Instruction: Find each line with the string "JSON" and copy it.

Raw records:
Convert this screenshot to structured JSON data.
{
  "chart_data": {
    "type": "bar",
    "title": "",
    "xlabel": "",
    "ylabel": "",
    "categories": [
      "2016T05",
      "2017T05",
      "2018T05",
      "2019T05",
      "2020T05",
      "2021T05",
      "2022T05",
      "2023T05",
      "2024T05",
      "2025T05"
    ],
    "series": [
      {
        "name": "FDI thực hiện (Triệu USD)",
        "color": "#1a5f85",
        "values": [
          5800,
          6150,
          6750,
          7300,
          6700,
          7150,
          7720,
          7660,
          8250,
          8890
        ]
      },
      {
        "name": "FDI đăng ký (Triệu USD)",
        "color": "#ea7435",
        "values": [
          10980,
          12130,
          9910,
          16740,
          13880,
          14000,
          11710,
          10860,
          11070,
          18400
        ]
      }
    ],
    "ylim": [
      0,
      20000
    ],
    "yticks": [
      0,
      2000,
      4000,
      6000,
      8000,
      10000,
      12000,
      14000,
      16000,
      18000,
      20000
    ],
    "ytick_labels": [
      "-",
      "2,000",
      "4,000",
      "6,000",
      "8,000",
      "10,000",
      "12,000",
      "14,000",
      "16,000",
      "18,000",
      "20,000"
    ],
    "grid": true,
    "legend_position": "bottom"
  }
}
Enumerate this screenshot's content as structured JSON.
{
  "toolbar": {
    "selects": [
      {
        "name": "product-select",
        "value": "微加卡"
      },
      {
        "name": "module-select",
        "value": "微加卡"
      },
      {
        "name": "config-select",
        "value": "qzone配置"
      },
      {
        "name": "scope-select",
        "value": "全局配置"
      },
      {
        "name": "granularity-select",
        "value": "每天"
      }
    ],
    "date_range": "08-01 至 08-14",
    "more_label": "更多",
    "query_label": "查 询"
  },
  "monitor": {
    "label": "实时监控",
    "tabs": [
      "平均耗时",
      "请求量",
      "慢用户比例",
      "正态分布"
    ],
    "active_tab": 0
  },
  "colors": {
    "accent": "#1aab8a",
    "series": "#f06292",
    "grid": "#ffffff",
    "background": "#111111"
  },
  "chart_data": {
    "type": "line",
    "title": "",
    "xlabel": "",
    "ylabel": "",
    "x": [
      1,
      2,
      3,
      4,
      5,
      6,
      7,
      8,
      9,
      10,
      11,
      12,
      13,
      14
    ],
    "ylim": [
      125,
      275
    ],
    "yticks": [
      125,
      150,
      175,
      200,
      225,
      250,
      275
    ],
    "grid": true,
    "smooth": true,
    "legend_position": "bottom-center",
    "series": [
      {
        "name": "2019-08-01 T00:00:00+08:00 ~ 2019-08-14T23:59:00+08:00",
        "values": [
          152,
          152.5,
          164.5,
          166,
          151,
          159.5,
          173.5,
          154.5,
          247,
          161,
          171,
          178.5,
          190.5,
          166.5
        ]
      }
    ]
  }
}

The response:
Convert this screenshot to structured JSON data.
Enumerate this screenshot's content as structured JSON.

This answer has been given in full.